Where does the string "name" appear? Copy every line of the entries below that holds it.

_THE DATA_.
* start *
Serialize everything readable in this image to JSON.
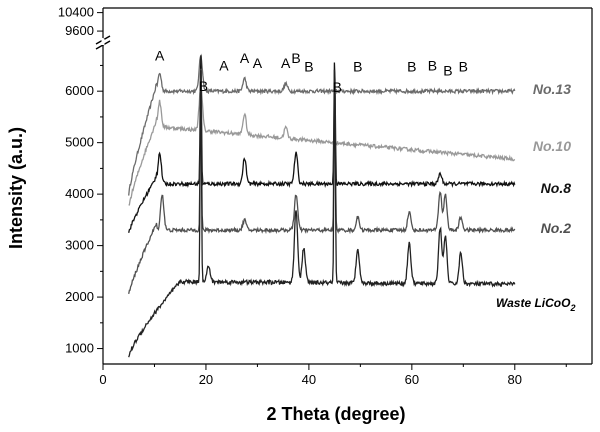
{
  "chart_data": {
    "type": "line",
    "xlabel": "2 Theta (degree)",
    "ylabel": "Intensity (a.u.)",
    "xlim": [
      0,
      95
    ],
    "ylim": [
      700,
      10600
    ],
    "x_ticks": [
      0,
      20,
      40,
      60,
      80
    ],
    "y_ticks_lower": [
      1000,
      2000,
      3000,
      4000,
      5000,
      6000
    ],
    "y_ticks_upper": [
      9600,
      10400
    ],
    "axis_break": [
      6800,
      9300
    ],
    "x_range": [
      5,
      80
    ],
    "series": [
      {
        "name": "No.13",
        "label": "No.13",
        "color": "#6b6b6b",
        "start": 4000,
        "base": 6000,
        "peaks": [
          [
            11,
            6350
          ],
          [
            19,
            6700
          ],
          [
            27.5,
            6250
          ],
          [
            35.5,
            6150
          ]
        ],
        "noise": 35
      },
      {
        "name": "No.10",
        "label": "No.10",
        "color": "#999999",
        "start": 3750,
        "base_start": 5300,
        "base_end": 4680,
        "peaks": [
          [
            11,
            5800
          ],
          [
            19,
            6100
          ],
          [
            27.5,
            5550
          ],
          [
            35.5,
            5300
          ]
        ],
        "noise": 35
      },
      {
        "name": "No.8",
        "label": "No.8",
        "color": "#111111",
        "start": 3250,
        "base": 4200,
        "peaks": [
          [
            11,
            4800
          ],
          [
            19,
            6800
          ],
          [
            27.5,
            4700
          ],
          [
            37.5,
            4800
          ],
          [
            45,
            6700
          ],
          [
            65.5,
            4400
          ]
        ],
        "noise": 35
      },
      {
        "name": "No.2",
        "label": "No.2",
        "color": "#505050",
        "start": 2050,
        "base": 3300,
        "peaks": [
          [
            11.5,
            4000
          ],
          [
            19,
            6600
          ],
          [
            27.5,
            3500
          ],
          [
            37.5,
            4000
          ],
          [
            45,
            6500
          ],
          [
            49.5,
            3550
          ],
          [
            59.5,
            3650
          ],
          [
            65.5,
            4050
          ],
          [
            66.5,
            4000
          ],
          [
            69.5,
            3550
          ]
        ],
        "noise": 35
      },
      {
        "name": "Waste LiCoO2",
        "label_main": "Waste LiCoO",
        "label_sub": "2",
        "color": "#222222",
        "start": 850,
        "base_ramp_end": 2300,
        "base_end": 2250,
        "peaks": [
          [
            19,
            6650
          ],
          [
            20.5,
            2600
          ],
          [
            37.5,
            3700
          ],
          [
            39,
            2950
          ],
          [
            45,
            6600
          ],
          [
            49.5,
            2950
          ],
          [
            59.5,
            3050
          ],
          [
            65.5,
            3350
          ],
          [
            66.5,
            3200
          ],
          [
            69.5,
            2850
          ]
        ],
        "noise": 40
      }
    ],
    "peak_markers": [
      {
        "label": "A",
        "x": 11,
        "y": 6600
      },
      {
        "label": "B",
        "x": 19.5,
        "y": 7000
      },
      {
        "label": "A",
        "x": 23.5,
        "y": 6400
      },
      {
        "label": "A",
        "x": 27.5,
        "y": 6550
      },
      {
        "label": "A",
        "x": 30,
        "y": 6450
      },
      {
        "label": "A",
        "x": 35.5,
        "y": 6450
      },
      {
        "label": "B",
        "x": 37.5,
        "y": 6550
      },
      {
        "label": "B",
        "x": 40,
        "y": 6380
      },
      {
        "label": "B",
        "x": 45.5,
        "y": 6950
      },
      {
        "label": "B",
        "x": 49.5,
        "y": 6380
      },
      {
        "label": "B",
        "x": 60,
        "y": 6380
      },
      {
        "label": "B",
        "x": 64,
        "y": 6400
      },
      {
        "label": "B",
        "x": 67,
        "y": 6300
      },
      {
        "label": "B",
        "x": 70,
        "y": 6380
      }
    ]
  }
}
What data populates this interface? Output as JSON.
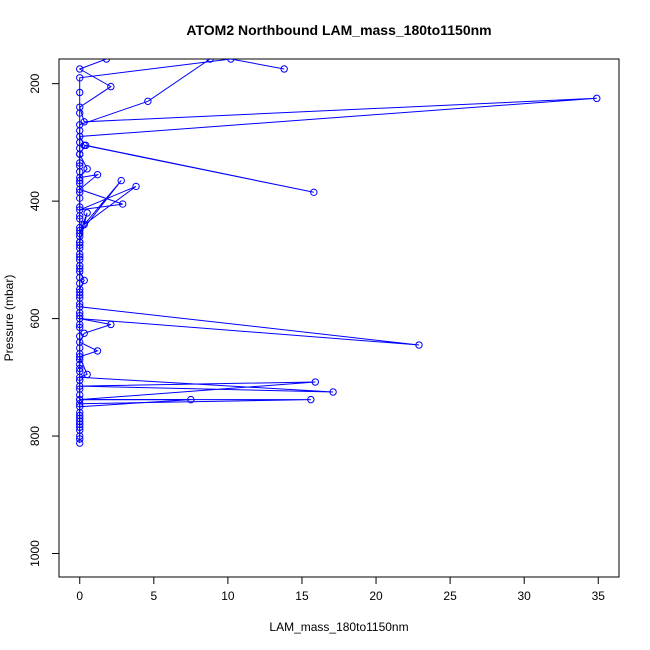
{
  "chart_data": {
    "type": "scatter",
    "connected": true,
    "title": "ATOM2 Northbound LAM_mass_180to1150nm",
    "xlabel": "LAM_mass_180to1150nm",
    "ylabel": "Pressure (mbar)",
    "xlim": [
      -1.4,
      36.4
    ],
    "ylim": [
      1040,
      158
    ],
    "y_inverted": true,
    "grid": false,
    "legend": "none",
    "marker": "open-circle",
    "color": "#0000ff",
    "x_ticks": [
      0,
      5,
      10,
      15,
      20,
      25,
      30,
      35
    ],
    "x_tick_labels": [
      "0",
      "5",
      "10",
      "15",
      "20",
      "25",
      "30",
      "35"
    ],
    "y_ticks": [
      200,
      400,
      600,
      800,
      1000
    ],
    "y_tick_labels": [
      "200",
      "400",
      "600",
      "800",
      "1000"
    ],
    "series": [
      {
        "points": [
          [
            1.8,
            158
          ],
          [
            0.0,
            175
          ],
          [
            2.1,
            205
          ],
          [
            0.0,
            240
          ],
          [
            0.3,
            265
          ],
          [
            34.9,
            225
          ],
          [
            0.0,
            290
          ],
          [
            0.3,
            305
          ],
          [
            15.8,
            385
          ],
          [
            0.4,
            305
          ],
          [
            0.0,
            320
          ],
          [
            0.5,
            345
          ],
          [
            0.0,
            360
          ],
          [
            1.2,
            355
          ],
          [
            0.0,
            380
          ],
          [
            2.9,
            405
          ],
          [
            0.0,
            415
          ],
          [
            3.8,
            375
          ],
          [
            0.3,
            440
          ],
          [
            2.8,
            365
          ],
          [
            0.0,
            455
          ],
          [
            0.5,
            420
          ],
          [
            0.0,
            470
          ],
          [
            0.0,
            480
          ],
          [
            0.0,
            500
          ],
          [
            0.0,
            520
          ],
          [
            0.3,
            535
          ],
          [
            0.0,
            550
          ],
          [
            0.0,
            565
          ],
          [
            0.0,
            580
          ],
          [
            22.9,
            645
          ],
          [
            0.0,
            600
          ],
          [
            2.1,
            610
          ],
          [
            0.3,
            625
          ],
          [
            0.0,
            640
          ],
          [
            1.2,
            655
          ],
          [
            0.0,
            665
          ],
          [
            0.5,
            695
          ],
          [
            0.0,
            700
          ],
          [
            17.1,
            725
          ],
          [
            0.0,
            715
          ],
          [
            15.9,
            708
          ],
          [
            0.0,
            738
          ],
          [
            15.6,
            738
          ],
          [
            0.0,
            745
          ],
          [
            0.0,
            760
          ],
          [
            0.0,
            770
          ],
          [
            0.0,
            790
          ],
          [
            0.0,
            805
          ],
          [
            0.0,
            812
          ]
        ]
      },
      {
        "points": [
          [
            8.8,
            158
          ],
          [
            4.6,
            230
          ],
          [
            0.0,
            270
          ],
          [
            0.0,
            300
          ],
          [
            0.0,
            320
          ],
          [
            0.0,
            340
          ],
          [
            0.0,
            370
          ],
          [
            0.0,
            395
          ],
          [
            0.0,
            430
          ],
          [
            0.0,
            450
          ],
          [
            0.0,
            470
          ],
          [
            0.0,
            490
          ],
          [
            0.0,
            510
          ],
          [
            0.0,
            530
          ],
          [
            0.0,
            560
          ],
          [
            0.0,
            590
          ],
          [
            0.0,
            610
          ],
          [
            0.0,
            630
          ],
          [
            0.0,
            650
          ],
          [
            0.0,
            670
          ],
          [
            0.0,
            685
          ],
          [
            0.0,
            705
          ],
          [
            0.0,
            720
          ],
          [
            0.0,
            738
          ],
          [
            7.5,
            738
          ],
          [
            0.0,
            750
          ],
          [
            0.0,
            780
          ],
          [
            0.0,
            800
          ]
        ]
      },
      {
        "points": [
          [
            13.8,
            175
          ],
          [
            10.2,
            158
          ],
          [
            0.0,
            190
          ],
          [
            0.0,
            215
          ],
          [
            0.0,
            250
          ],
          [
            0.0,
            280
          ],
          [
            0.0,
            310
          ],
          [
            0.0,
            335
          ],
          [
            0.0,
            350
          ],
          [
            0.0,
            365
          ],
          [
            0.0,
            385
          ],
          [
            0.0,
            410
          ],
          [
            0.0,
            425
          ],
          [
            0.0,
            445
          ],
          [
            0.0,
            460
          ],
          [
            0.0,
            475
          ],
          [
            0.0,
            495
          ],
          [
            0.0,
            515
          ],
          [
            0.0,
            540
          ],
          [
            0.0,
            555
          ],
          [
            0.0,
            575
          ],
          [
            0.0,
            595
          ],
          [
            0.0,
            615
          ],
          [
            0.0,
            660
          ],
          [
            0.0,
            678
          ],
          [
            0.0,
            690
          ],
          [
            0.0,
            730
          ],
          [
            0.0,
            765
          ],
          [
            0.0,
            775
          ],
          [
            0.0,
            785
          ]
        ]
      }
    ]
  }
}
* end *
_SOLUTION BELOW_.
        "name": "No.13",
        "name": "No.10",
        "name": "No.8",
        "name": "No.2",
        "name": "Waste LiCoO2",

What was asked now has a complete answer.